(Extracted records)

*****

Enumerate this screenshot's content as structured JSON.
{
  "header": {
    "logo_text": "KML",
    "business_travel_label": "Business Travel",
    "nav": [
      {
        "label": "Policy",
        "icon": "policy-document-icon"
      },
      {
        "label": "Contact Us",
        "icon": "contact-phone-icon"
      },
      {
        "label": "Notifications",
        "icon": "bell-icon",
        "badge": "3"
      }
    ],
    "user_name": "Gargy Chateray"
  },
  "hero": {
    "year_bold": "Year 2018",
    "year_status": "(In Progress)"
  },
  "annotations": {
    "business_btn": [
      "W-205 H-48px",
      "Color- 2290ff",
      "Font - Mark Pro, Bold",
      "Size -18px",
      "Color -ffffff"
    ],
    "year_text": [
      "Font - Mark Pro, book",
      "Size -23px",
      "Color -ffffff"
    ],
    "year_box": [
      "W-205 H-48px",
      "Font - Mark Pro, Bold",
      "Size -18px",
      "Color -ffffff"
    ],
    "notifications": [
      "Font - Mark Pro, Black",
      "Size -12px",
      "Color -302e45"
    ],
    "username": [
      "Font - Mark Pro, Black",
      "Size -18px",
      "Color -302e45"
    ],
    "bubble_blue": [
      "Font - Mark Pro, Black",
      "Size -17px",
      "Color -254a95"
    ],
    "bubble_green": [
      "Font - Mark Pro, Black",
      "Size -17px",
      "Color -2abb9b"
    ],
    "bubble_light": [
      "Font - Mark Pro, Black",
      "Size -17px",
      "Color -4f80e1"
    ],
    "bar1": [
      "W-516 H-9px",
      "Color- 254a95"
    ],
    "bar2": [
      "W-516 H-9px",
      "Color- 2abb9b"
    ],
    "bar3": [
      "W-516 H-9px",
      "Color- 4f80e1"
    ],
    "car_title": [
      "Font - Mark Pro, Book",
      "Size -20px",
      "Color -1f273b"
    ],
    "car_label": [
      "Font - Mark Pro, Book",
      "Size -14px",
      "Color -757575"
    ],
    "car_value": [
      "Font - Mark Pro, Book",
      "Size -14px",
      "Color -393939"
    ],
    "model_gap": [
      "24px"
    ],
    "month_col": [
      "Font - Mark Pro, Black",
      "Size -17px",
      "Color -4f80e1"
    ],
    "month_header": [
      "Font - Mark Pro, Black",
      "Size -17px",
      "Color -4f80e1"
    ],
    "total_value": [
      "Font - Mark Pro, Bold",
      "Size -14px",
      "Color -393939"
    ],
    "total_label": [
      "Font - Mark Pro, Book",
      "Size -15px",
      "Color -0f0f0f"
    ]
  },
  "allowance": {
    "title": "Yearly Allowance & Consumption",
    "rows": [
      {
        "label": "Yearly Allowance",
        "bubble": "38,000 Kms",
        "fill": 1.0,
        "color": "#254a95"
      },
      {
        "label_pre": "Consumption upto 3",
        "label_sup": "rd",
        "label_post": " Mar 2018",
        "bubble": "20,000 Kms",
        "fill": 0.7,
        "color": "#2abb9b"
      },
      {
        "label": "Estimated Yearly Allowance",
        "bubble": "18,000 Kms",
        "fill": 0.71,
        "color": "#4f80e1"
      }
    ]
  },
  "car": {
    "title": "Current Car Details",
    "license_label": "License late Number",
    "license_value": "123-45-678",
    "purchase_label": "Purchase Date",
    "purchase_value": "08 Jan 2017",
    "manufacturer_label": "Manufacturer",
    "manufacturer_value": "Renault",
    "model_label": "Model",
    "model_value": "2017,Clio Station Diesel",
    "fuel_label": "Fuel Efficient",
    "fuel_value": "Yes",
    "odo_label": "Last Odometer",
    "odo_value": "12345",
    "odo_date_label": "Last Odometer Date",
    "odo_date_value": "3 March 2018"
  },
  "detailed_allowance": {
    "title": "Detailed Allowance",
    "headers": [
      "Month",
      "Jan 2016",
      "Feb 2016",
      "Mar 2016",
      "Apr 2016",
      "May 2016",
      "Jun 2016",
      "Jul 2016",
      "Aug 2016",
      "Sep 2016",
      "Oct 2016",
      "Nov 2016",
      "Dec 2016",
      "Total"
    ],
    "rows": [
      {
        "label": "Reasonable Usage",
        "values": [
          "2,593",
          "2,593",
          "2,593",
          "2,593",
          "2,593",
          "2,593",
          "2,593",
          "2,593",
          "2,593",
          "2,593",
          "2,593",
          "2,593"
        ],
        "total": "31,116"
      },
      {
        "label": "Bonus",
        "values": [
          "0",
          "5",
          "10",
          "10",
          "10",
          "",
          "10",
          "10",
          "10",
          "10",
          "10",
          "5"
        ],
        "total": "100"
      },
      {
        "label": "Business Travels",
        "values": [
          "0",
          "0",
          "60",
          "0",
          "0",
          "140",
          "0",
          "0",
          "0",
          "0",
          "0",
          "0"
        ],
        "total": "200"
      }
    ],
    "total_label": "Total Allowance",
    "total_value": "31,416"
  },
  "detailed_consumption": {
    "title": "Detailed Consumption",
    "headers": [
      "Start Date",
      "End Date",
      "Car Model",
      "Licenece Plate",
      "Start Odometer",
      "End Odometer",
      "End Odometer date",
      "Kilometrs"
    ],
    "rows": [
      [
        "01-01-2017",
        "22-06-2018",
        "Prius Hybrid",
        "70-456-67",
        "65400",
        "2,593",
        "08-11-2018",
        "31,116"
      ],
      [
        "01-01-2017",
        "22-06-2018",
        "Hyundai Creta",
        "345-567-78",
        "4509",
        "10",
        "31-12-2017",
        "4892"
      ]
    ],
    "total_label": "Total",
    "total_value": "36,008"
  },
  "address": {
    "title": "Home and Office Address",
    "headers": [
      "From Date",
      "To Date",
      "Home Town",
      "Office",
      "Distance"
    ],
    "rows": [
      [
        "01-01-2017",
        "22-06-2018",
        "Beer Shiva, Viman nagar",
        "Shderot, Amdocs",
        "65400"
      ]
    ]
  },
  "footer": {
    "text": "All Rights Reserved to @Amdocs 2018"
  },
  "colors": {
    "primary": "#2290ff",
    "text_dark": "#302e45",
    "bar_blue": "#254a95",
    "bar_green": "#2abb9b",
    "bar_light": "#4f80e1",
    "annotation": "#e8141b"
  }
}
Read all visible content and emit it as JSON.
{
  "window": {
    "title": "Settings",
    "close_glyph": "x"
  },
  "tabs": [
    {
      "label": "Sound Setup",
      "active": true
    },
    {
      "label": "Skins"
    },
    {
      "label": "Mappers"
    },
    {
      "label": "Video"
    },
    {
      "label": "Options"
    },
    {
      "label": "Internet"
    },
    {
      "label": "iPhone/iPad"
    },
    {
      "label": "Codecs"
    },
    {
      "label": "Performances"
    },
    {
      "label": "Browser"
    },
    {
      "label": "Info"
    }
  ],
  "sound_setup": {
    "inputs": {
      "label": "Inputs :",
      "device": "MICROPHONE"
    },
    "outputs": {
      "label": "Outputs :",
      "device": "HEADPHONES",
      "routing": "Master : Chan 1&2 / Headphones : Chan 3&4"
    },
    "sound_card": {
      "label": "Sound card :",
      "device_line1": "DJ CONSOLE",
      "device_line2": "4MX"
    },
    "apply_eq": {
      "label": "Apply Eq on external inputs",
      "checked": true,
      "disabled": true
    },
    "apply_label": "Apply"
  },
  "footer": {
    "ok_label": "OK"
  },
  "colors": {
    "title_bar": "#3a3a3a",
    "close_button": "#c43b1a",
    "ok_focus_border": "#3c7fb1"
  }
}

*****

→ DO THIS
Repeat all of the records above exactly as written.

→ ANSWER FOR THIS EXERCISE
Enumerate this screenshot's content as structured JSON.
{
  "header": {
    "logo_text": "KML",
    "business_travel_label": "Business Travel",
    "nav": [
      {
        "label": "Policy",
        "icon": "policy-document-icon"
      },
      {
        "label": "Contact Us",
        "icon": "contact-phone-icon"
      },
      {
        "label": "Notifications",
        "icon": "bell-icon",
        "badge": "3"
      }
    ],
    "user_name": "Gargy Chateray"
  },
  "hero": {
    "year_bold": "Year 2018",
    "year_status": "(In Progress)"
  },
  "annotations": {
    "business_btn": [
      "W-205 H-48px",
      "Color- 2290ff",
      "Font - Mark Pro, Bold",
      "Size -18px",
      "Color -ffffff"
    ],
    "year_text": [
      "Font - Mark Pro, book",
      "Size -23px",
      "Color -ffffff"
    ],
    "year_box": [
      "W-205 H-48px",
      "Font - Mark Pro, Bold",
      "Size -18px",
      "Color -ffffff"
    ],
    "notifications": [
      "Font - Mark Pro, Black",
      "Size -12px",
      "Color -302e45"
    ],
    "username": [
      "Font - Mark Pro, Black",
      "Size -18px",
      "Color -302e45"
    ],
    "bubble_blue": [
      "Font - Mark Pro, Black",
      "Size -17px",
      "Color -254a95"
    ],
    "bubble_green": [
      "Font - Mark Pro, Black",
      "Size -17px",
      "Color -2abb9b"
    ],
    "bubble_light": [
      "Font - Mark Pro, Black",
      "Size -17px",
      "Color -4f80e1"
    ],
    "bar1": [
      "W-516 H-9px",
      "Color- 254a95"
    ],
    "bar2": [
      "W-516 H-9px",
      "Color- 2abb9b"
    ],
    "bar3": [
      "W-516 H-9px",
      "Color- 4f80e1"
    ],
    "car_title": [
      "Font - Mark Pro, Book",
      "Size -20px",
      "Color -1f273b"
    ],
    "car_label": [
      "Font - Mark Pro, Book",
      "Size -14px",
      "Color -757575"
    ],
    "car_value": [
      "Font - Mark Pro, Book",
      "Size -14px",
      "Color -393939"
    ],
    "model_gap": [
      "24px"
    ],
    "month_col": [
      "Font - Mark Pro, Black",
      "Size -17px",
      "Color -4f80e1"
    ],
    "month_header": [
      "Font - Mark Pro, Black",
      "Size -17px",
      "Color -4f80e1"
    ],
    "total_value": [
      "Font - Mark Pro, Bold",
      "Size -14px",
      "Color -393939"
    ],
    "total_label": [
      "Font - Mark Pro, Book",
      "Size -15px",
      "Color -0f0f0f"
    ]
  },
  "allowance": {
    "title": "Yearly Allowance & Consumption",
    "rows": [
      {
        "label": "Yearly Allowance",
        "bubble": "38,000 Kms",
        "fill": 1.0,
        "color": "#254a95"
      },
      {
        "label_pre": "Consumption upto 3",
        "label_sup": "rd",
        "label_post": " Mar 2018",
        "bubble": "20,000 Kms",
        "fill": 0.7,
        "color": "#2abb9b"
      },
      {
        "label": "Estimated Yearly Allowance",
        "bubble": "18,000 Kms",
        "fill": 0.71,
        "color": "#4f80e1"
      }
    ]
  },
  "car": {
    "title": "Current Car Details",
    "license_label": "License late Number",
    "license_value": "123-45-678",
    "purchase_label": "Purchase Date",
    "purchase_value": "08 Jan 2017",
    "manufacturer_label": "Manufacturer",
    "manufacturer_value": "Renault",
    "model_label": "Model",
    "model_value": "2017,Clio Station Diesel",
    "fuel_label": "Fuel Efficient",
    "fuel_value": "Yes",
    "odo_label": "Last Odometer",
    "odo_value": "12345",
    "odo_date_label": "Last Odometer Date",
    "odo_date_value": "3 March 2018"
  },
  "detailed_allowance": {
    "title": "Detailed Allowance",
    "headers": [
      "Month",
      "Jan 2016",
      "Feb 2016",
      "Mar 2016",
      "Apr 2016",
      "May 2016",
      "Jun 2016",
      "Jul 2016",
      "Aug 2016",
      "Sep 2016",
      "Oct 2016",
      "Nov 2016",
      "Dec 2016",
      "Total"
    ],
    "rows": [
      {
        "label": "Reasonable Usage",
        "values": [
          "2,593",
          "2,593",
          "2,593",
          "2,593",
          "2,593",
          "2,593",
          "2,593",
          "2,593",
          "2,593",
          "2,593",
          "2,593",
          "2,593"
        ],
        "total": "31,116"
      },
      {
        "label": "Bonus",
        "values": [
          "0",
          "5",
          "10",
          "10",
          "10",
          "",
          "10",
          "10",
          "10",
          "10",
          "10",
          "5"
        ],
        "total": "100"
      },
      {
        "label": "Business Travels",
        "values": [
          "0",
          "0",
          "60",
          "0",
          "0",
          "140",
          "0",
          "0",
          "0",
          "0",
          "0",
          "0"
        ],
        "total": "200"
      }
    ],
    "total_label": "Total Allowance",
    "total_value": "31,416"
  },
  "detailed_consumption": {
    "title": "Detailed Consumption",
    "headers": [
      "Start Date",
      "End Date",
      "Car Model",
      "Licenece Plate",
      "Start Odometer",
      "End Odometer",
      "End Odometer date",
      "Kilometrs"
    ],
    "rows": [
      [
        "01-01-2017",
        "22-06-2018",
        "Prius Hybrid",
        "70-456-67",
        "65400",
        "2,593",
        "08-11-2018",
        "31,116"
      ],
      [
        "01-01-2017",
        "22-06-2018",
        "Hyundai Creta",
        "345-567-78",
        "4509",
        "10",
        "31-12-2017",
        "4892"
      ]
    ],
    "total_label": "Total",
    "total_value": "36,008"
  },
  "address": {
    "title": "Home and Office Address",
    "headers": [
      "From Date",
      "To Date",
      "Home Town",
      "Office",
      "Distance"
    ],
    "rows": [
      [
        "01-01-2017",
        "22-06-2018",
        "Beer Shiva, Viman nagar",
        "Shderot, Amdocs",
        "65400"
      ]
    ]
  },
  "footer": {
    "text": "All Rights Reserved to @Amdocs 2018"
  },
  "colors": {
    "primary": "#2290ff",
    "text_dark": "#302e45",
    "bar_blue": "#254a95",
    "bar_green": "#2abb9b",
    "bar_light": "#4f80e1",
    "annotation": "#e8141b"
  }
}
Read all visible content and emit it as JSON.
{
  "window": {
    "title": "Settings",
    "close_glyph": "x"
  },
  "tabs": [
    {
      "label": "Sound Setup",
      "active": true
    },
    {
      "label": "Skins"
    },
    {
      "label": "Mappers"
    },
    {
      "label": "Video"
    },
    {
      "label": "Options"
    },
    {
      "label": "Internet"
    },
    {
      "label": "iPhone/iPad"
    },
    {
      "label": "Codecs"
    },
    {
      "label": "Performances"
    },
    {
      "label": "Browser"
    },
    {
      "label": "Info"
    }
  ],
  "sound_setup": {
    "inputs": {
      "label": "Inputs :",
      "device": "MICROPHONE"
    },
    "outputs": {
      "label": "Outputs :",
      "device": "HEADPHONES",
      "routing": "Master : Chan 1&2 / Headphones : Chan 3&4"
    },
    "sound_card": {
      "label": "Sound card :",
      "device_line1": "DJ CONSOLE",
      "device_line2": "4MX"
    },
    "apply_eq": {
      "label": "Apply Eq on external inputs",
      "checked": true,
      "disabled": true
    },
    "apply_label": "Apply"
  },
  "footer": {
    "ok_label": "OK"
  },
  "colors": {
    "title_bar": "#3a3a3a",
    "close_button": "#c43b1a",
    "ok_focus_border": "#3c7fb1"
  }
}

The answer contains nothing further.